Seitentext>
Sehr geehrte Frau Neuhaus!
„Ars (bene) moriendi – die Kunst, (gut) zu sterben“: Unter diesem Titel hat sich vom späten Mittelalter an eine christliche Literaturgattung etabliert. Die Bücher wollen den Menschen beim Übergang ins ewige Leben helfen, indem sie diese beispielsweise in ihrem Glauben stärken und gegen Versuchungen und Zweifel beistehen.
Natürlich geht der Kunst zu sterben die Kunst zu leben voraus. Zwar schenkt Gott uns seine Gnade, ohne dass wir dafür eine Vorleistung erbringen müssten oder auch nur könnten. Besonders eindringlich lernen wir das in der Schule des heiligen Paulus: „Denn aus Gnade seid ihr durch den Glauben gerettet, nicht aus eigener Kraft - Gott hat es geschenkt -, nicht aufgrund eurer Werke, damit keiner sich rühmen kann“ (Epheserbrief 2,8-9). An uns ist es jedoch, aus dieser Gnade heraus unser Leben zu gestalten, Gott und den Nächsten zu lieben und alles zu halten, was uns geboten ist. Wenn wir dies ein Leben lang versäumen, wenn wir die Gottes- und Nächstenliebe nicht einüben und praktizieren, dann wird es uns auf dem Sterbebett schwerfallen, uns endgültig für Gott und seine Gnade zu öffnen.
Natürlich können wir als schwache und fehlbare Menschen in diesem Bemühen auch einmal scheitern; dann bietet uns die Begegnung mit Christus im Sakrament der Buße die Möglichkeit, unserer Verfehlungen zu beichten und Verzeihung dafür zu finden. Wer dazu vor seinem Tod keine Möglichkeit mehr hat – also nicht etwa leichtfertig oder gar bewusst die Versöhnung meidet -, dem wird Gott, der „will, dass alle Menschen gerettet werden und zur Erkenntnis der Wahrheit gelangen“ (1. Timotheusbrief 2,4), die Vergebung gewiss nicht verweigern. Dazu genügt es schon, dass der Sterbende wenigstens den Wunsch hatte zu beichten, wie das Konzil von Trient lehrt.

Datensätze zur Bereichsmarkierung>
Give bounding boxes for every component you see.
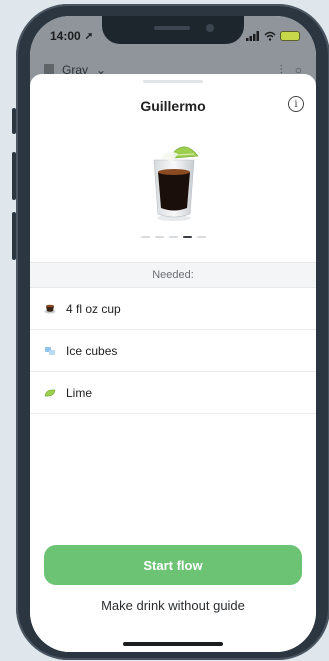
status-time: 14:00 ➚ [50, 29, 93, 43]
battery-charging-icon [280, 31, 300, 41]
carousel-dot-active[interactable] [182, 236, 192, 238]
drink-title: Guillermo [140, 98, 206, 114]
item-label: Ice cubes [66, 343, 118, 358]
phone-screen: 14:00 ➚ Gray ⌄ ⫶ ○ Guillermo i Needed: 4… [30, 16, 316, 652]
notch [102, 16, 244, 44]
item-label: Lime [66, 385, 93, 400]
list-item: Lime [30, 372, 316, 414]
home-indicator[interactable] [123, 642, 223, 646]
carousel-dot[interactable] [154, 236, 164, 238]
status-icons [246, 31, 300, 41]
drink-image [153, 146, 199, 221]
cellular-signal-icon [246, 31, 259, 41]
time-text: 14:00 [50, 29, 81, 43]
camera [206, 24, 214, 32]
make-drink-without-guide-link[interactable]: Make drink without guide [30, 598, 316, 613]
list-item: Ice cubes [30, 330, 316, 372]
info-icon: i [294, 98, 298, 110]
drink-detail-sheet: Guillermo i Needed: 4 fl oz cup Ice cube… [30, 74, 316, 652]
carousel-dot[interactable] [196, 236, 206, 238]
volume-up-button [12, 152, 16, 200]
wifi-icon [264, 31, 276, 41]
carousel-dot[interactable] [140, 236, 150, 238]
mute-switch [12, 108, 16, 134]
speaker [154, 26, 190, 30]
cup-icon [44, 304, 56, 314]
carousel-indicator [30, 236, 316, 238]
needed-section-header: Needed: [30, 262, 316, 288]
needed-label: Needed: [152, 269, 194, 281]
needed-items-list: 4 fl oz cup Ice cubes Lime [30, 288, 316, 414]
sheet-grabber[interactable] [143, 80, 203, 83]
list-item: 4 fl oz cup [30, 288, 316, 330]
volume-down-button [12, 212, 16, 260]
ice-cube-icon [44, 346, 56, 356]
start-flow-button[interactable]: Start flow [44, 545, 302, 585]
item-label: 4 fl oz cup [66, 301, 121, 316]
carousel-dot[interactable] [168, 236, 178, 238]
info-button[interactable]: i [288, 96, 304, 112]
location-arrow-icon: ➚ [84, 30, 94, 42]
lime-icon [44, 388, 56, 398]
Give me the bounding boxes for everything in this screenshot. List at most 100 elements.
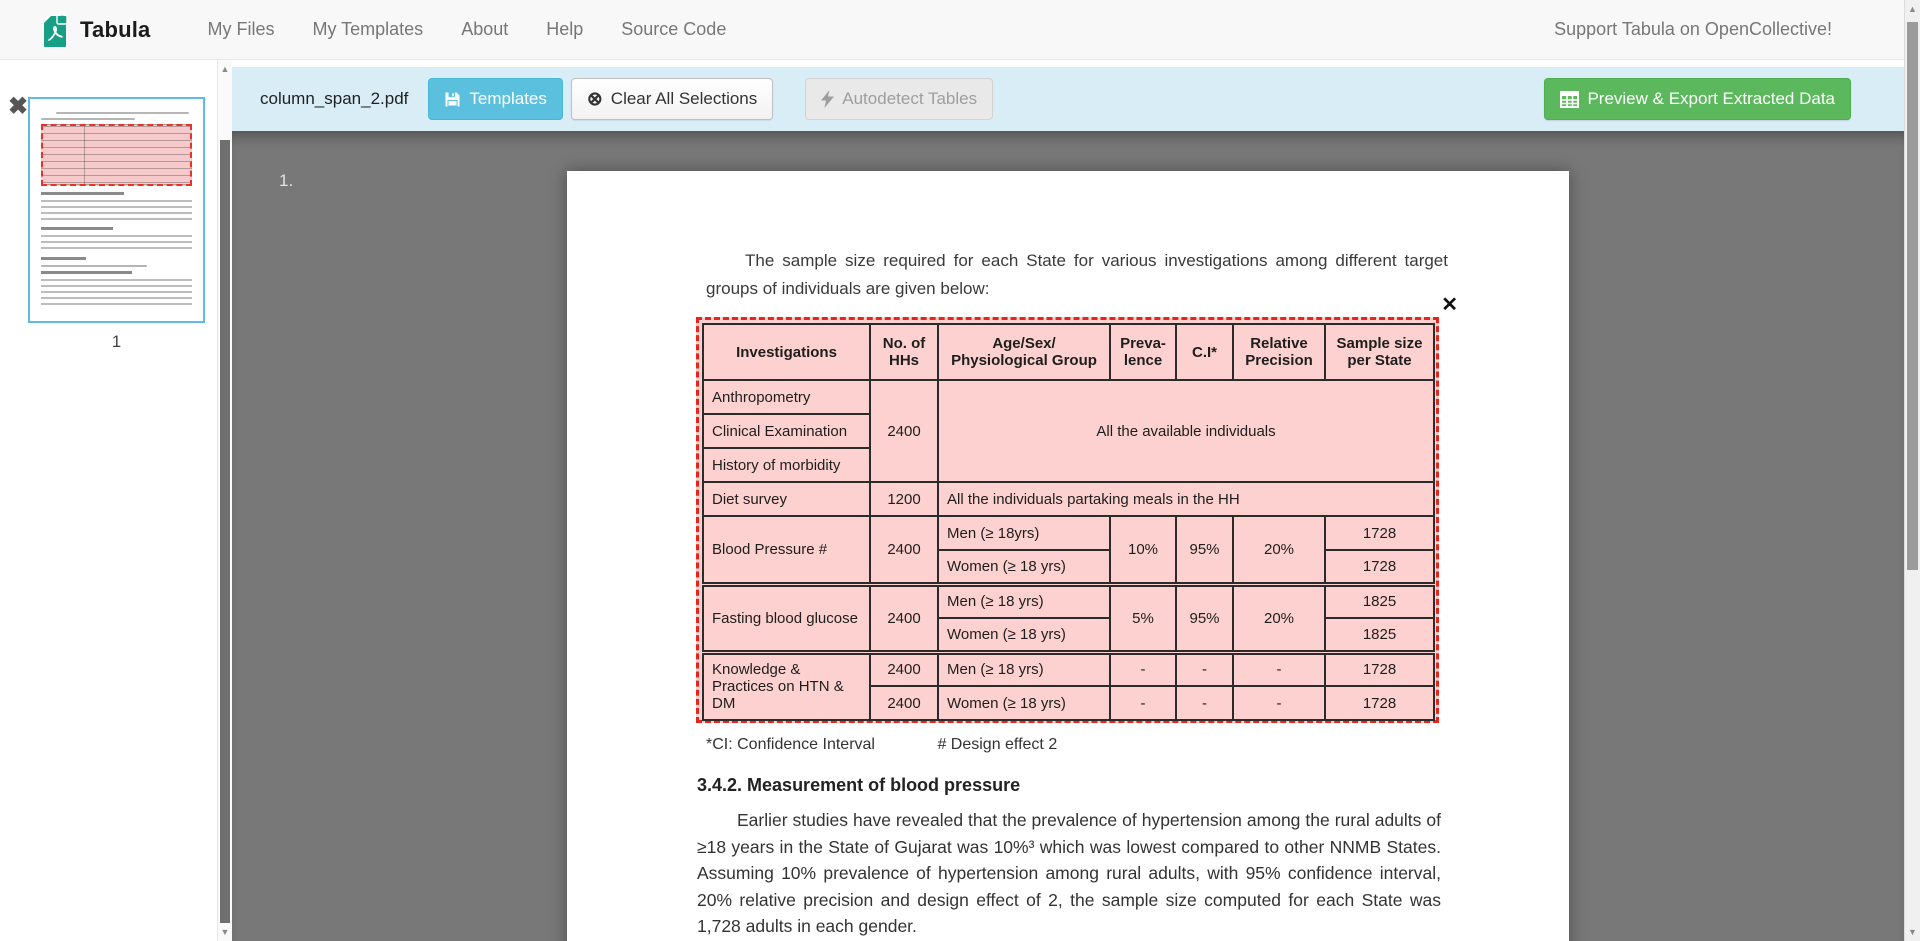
thumbnail-text-block — [41, 200, 192, 222]
templates-button-label: Templates — [469, 89, 546, 109]
pdf-viewer: 1. The sample size required for each Sta… — [232, 131, 1904, 941]
table-row: Anthropometry2400All the available indiv… — [703, 380, 1434, 414]
table-row: Knowledge & Practices on HTN & DM2400Men… — [703, 652, 1434, 686]
table-cell: All the available individuals — [938, 380, 1434, 482]
table-cell: Clinical Examination — [703, 414, 870, 448]
table-cell: 1728 — [1325, 652, 1434, 686]
table-cell: 1825 — [1325, 618, 1434, 652]
scroll-up-icon[interactable]: ▲ — [218, 64, 232, 74]
autodetect-tables-button[interactable]: Autodetect Tables — [805, 78, 993, 120]
table-header-row: InvestigationsNo. of HHsAge/Sex/ Physiol… — [703, 324, 1434, 380]
table-cell: - — [1176, 686, 1233, 720]
tabula-logo-icon — [40, 12, 70, 48]
nav-item-help[interactable]: Help — [527, 19, 602, 40]
table-column-header: Relative Precision — [1233, 324, 1325, 380]
sidebar-scrollbar[interactable]: ▲ ▼ — [217, 60, 232, 941]
thumbnail-text-block — [41, 235, 192, 252]
autodetect-button-label: Autodetect Tables — [842, 89, 977, 109]
thumbnail-selection-preview — [41, 124, 192, 186]
table-row: Diet survey1200All the individuals parta… — [703, 482, 1434, 516]
window-scrollbar-thumb[interactable] — [1907, 22, 1918, 570]
nav-item-about[interactable]: About — [442, 19, 527, 40]
preview-export-button[interactable]: Preview & Export Extracted Data — [1544, 78, 1851, 120]
table-column-header: Age/Sex/ Physiological Group — [938, 324, 1110, 380]
section-paragraph: Earlier studies have revealed that the p… — [697, 807, 1441, 940]
sidebar-scrollbar-thumb[interactable] — [220, 140, 230, 923]
thumbnail-heading-line — [41, 227, 113, 230]
table-column-header: Investigations — [703, 324, 870, 380]
table-cell: 1728 — [1325, 516, 1434, 550]
table-cell: - — [1233, 652, 1325, 686]
lightning-bolt-icon — [821, 90, 834, 108]
table-cell: - — [1110, 686, 1176, 720]
table-cell: Women (≥ 18 yrs) — [938, 550, 1110, 584]
support-link[interactable]: Support Tabula on OpenCollective! — [1554, 19, 1832, 40]
table-footnotes: *CI: Confidence Interval # Design effect… — [706, 736, 1115, 754]
remove-file-icon[interactable]: ✖ — [8, 92, 28, 121]
document-table: InvestigationsNo. of HHsAge/Sex/ Physiol… — [702, 323, 1435, 721]
nav-item-my-templates[interactable]: My Templates — [293, 19, 442, 40]
table-cell: - — [1176, 652, 1233, 686]
window-scrollbar[interactable]: ▲ ▼ — [1904, 0, 1920, 941]
thumbnail-page-number: 1 — [28, 332, 205, 352]
table-cell: 2400 — [870, 584, 938, 652]
scroll-up-icon[interactable]: ▲ — [1905, 4, 1920, 14]
thumbnail-sidebar: ✖ 1 ▲ ▼ — [0, 60, 232, 941]
thumbnail-heading-line — [41, 192, 124, 195]
table-selection-overlay[interactable]: ✕ InvestigationsNo. of HHsAge/Sex/ Physi… — [696, 317, 1439, 723]
table-cell: 95% — [1176, 516, 1233, 584]
table-cell: Men (≥ 18yrs) — [938, 516, 1110, 550]
export-table-icon — [1560, 91, 1579, 108]
table-cell: 10% — [1110, 516, 1176, 584]
thumbnail-text-block — [41, 279, 192, 305]
brand-link[interactable]: Tabula — [40, 12, 150, 48]
scroll-down-icon[interactable]: ▼ — [1905, 927, 1920, 937]
templates-button[interactable]: Templates — [428, 78, 562, 120]
nav-item-my-files[interactable]: My Files — [188, 19, 293, 40]
page-number-label: 1. — [279, 171, 293, 191]
table-cell: 5% — [1110, 584, 1176, 652]
table-cell: - — [1110, 652, 1176, 686]
brand-title: Tabula — [80, 17, 150, 43]
selection-close-icon[interactable]: ✕ — [1441, 292, 1458, 317]
filename-label: column_span_2.pdf — [260, 89, 408, 109]
table-cell: 1200 — [870, 482, 938, 516]
table-cell: 20% — [1233, 516, 1325, 584]
table-cell: 1728 — [1325, 686, 1434, 720]
thumbnail-heading-line — [41, 271, 132, 274]
table-cell: 95% — [1176, 584, 1233, 652]
document-intro-text: The sample size required for each State … — [706, 247, 1448, 303]
table-cell: Knowledge & Practices on HTN & DM — [703, 652, 870, 720]
nav-links: My Files My Templates About Help Source … — [188, 19, 745, 40]
table-cell: History of morbidity — [703, 448, 870, 482]
thumbnail-text-line — [41, 118, 135, 120]
table-row: Fasting blood glucose2400Men (≥ 18 yrs)5… — [703, 584, 1434, 618]
page-thumbnail[interactable] — [28, 97, 205, 323]
table-column-header: Sample size per State — [1325, 324, 1434, 380]
table-cell: Anthropometry — [703, 380, 870, 414]
thumbnail-text-line — [41, 265, 147, 267]
table-cell: Women (≥ 18 yrs) — [938, 686, 1110, 720]
scroll-down-icon[interactable]: ▼ — [218, 927, 232, 937]
table-cell: Blood Pressure # — [703, 516, 870, 584]
table-row: Blood Pressure #2400Men (≥ 18yrs)10%95%2… — [703, 516, 1434, 550]
clear-all-selections-button[interactable]: ⊗ Clear All Selections — [571, 78, 773, 120]
table-cell: 2400 — [870, 516, 938, 584]
table-cell: - — [1233, 686, 1325, 720]
export-button-label: Preview & Export Extracted Data — [1587, 89, 1835, 109]
table-cell: Fasting blood glucose — [703, 584, 870, 652]
clear-circle-x-icon: ⊗ — [587, 90, 603, 109]
thumbnail-heading-line — [41, 257, 86, 260]
clear-button-label: Clear All Selections — [611, 89, 757, 109]
table-cell: 2400 — [870, 686, 938, 720]
top-navbar: Tabula My Files My Templates About Help … — [0, 0, 1920, 60]
table-cell: 20% — [1233, 584, 1325, 652]
section-heading: 3.4.2. Measurement of blood pressure — [697, 775, 1020, 796]
pdf-page: The sample size required for each State … — [567, 171, 1569, 941]
table-cell: 2400 — [870, 652, 938, 686]
table-cell: All the individuals partaking meals in t… — [938, 482, 1434, 516]
table-cell: 1825 — [1325, 584, 1434, 618]
nav-item-source-code[interactable]: Source Code — [602, 19, 745, 40]
table-cell: Women (≥ 18 yrs) — [938, 618, 1110, 652]
table-cell: Diet survey — [703, 482, 870, 516]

Aufgabenliste>
1) Gib den Text über die Kunst, gut zu sterben, vollständig und Wort für Wort wieder.
2) Wandle in den Datensätzen den Abschnitt von der Zeile mit „thumbnail-text-block — [41, 200, 192, 222]“ bis zur Zeile mit „table-row: Anthropometry2400All the“, beide eingeschlossen, in eine JSON-Liste von Zeichenketten um. Jede Zeile wird ein Eintrag, Leerzeilen fallen weg.

Antworten im Einzelnen>
1)
Sehr geehrte Frau Neuhaus!
„Ars (bene) moriendi – die Kunst, (gut) zu sterben“: Unter diesem Titel hat sich vom späten Mittelalter an eine christliche Literaturgattung etabliert. Die Bücher wollen den Menschen beim Übergang ins ewige Leben helfen, indem sie diese beispielsweise in ihrem Glauben stärken und gegen Versuchungen und Zweifel beistehen.
Natürlich geht der Kunst zu sterben die Kunst zu leben voraus. Zwar schenkt Gott uns seine Gnade, ohne dass wir dafür eine Vorleistung erbringen müssten oder auch nur könnten. Besonders eindringlich lernen wir das in der Schule des heiligen Paulus: „Denn aus Gnade seid ihr durch den Glauben gerettet, nicht aus eigener Kraft - Gott hat es geschenkt -, nicht aufgrund eurer Werke, damit keiner sich rühmen kann“ (Epheserbrief 2,8-9). An uns ist es jedoch, aus dieser Gnade heraus unser Leben zu gestalten, Gott und den Nächsten zu lieben und alles zu halten, was uns geboten ist. Wenn wir dies ein Leben lang versäumen, wenn wir die Gottes- und Nächstenliebe nicht einüben und praktizieren, dann wird es uns auf dem Sterbebett schwerfallen, uns endgültig für Gott und seine Gnade zu öffnen.
Natürlich können wir als schwache und fehlbare Menschen in diesem Bemühen auch einmal scheitern; dann bietet uns die Begegnung mit Christus im Sakrament der Buße die Möglichkeit, unserer Verfehlungen zu beichten und Verzeihung dafür zu finden. Wer dazu vor seinem Tod keine Möglichkeit mehr hat – also nicht etwa leichtfertig oder gar bewusst die Versöhnung meidet -, dem wird Gott, der „will, dass alle Menschen gerettet werden und zur Erkenntnis der Wahrheit gelangen“ (1. Timotheusbrief 2,4), die Vergebung gewiss nicht verweigern. Dazu genügt es schon, dass der Sterbende wenigstens den Wunsch hatte zu beichten, wie das Konzil von Trient lehrt.

2)
[
  "thumbnail-text-block — [41, 200, 192, 222]",
  "templates-button-label: Templates — [469, 89, 546, 109]",
  "pdf-viewer: 1. The sample size required for each Sta… — [232, 131, 1904, 941]",
  "table-row: Anthropometry2400All the available indiv… — [703, 380, 1434, 414]"
]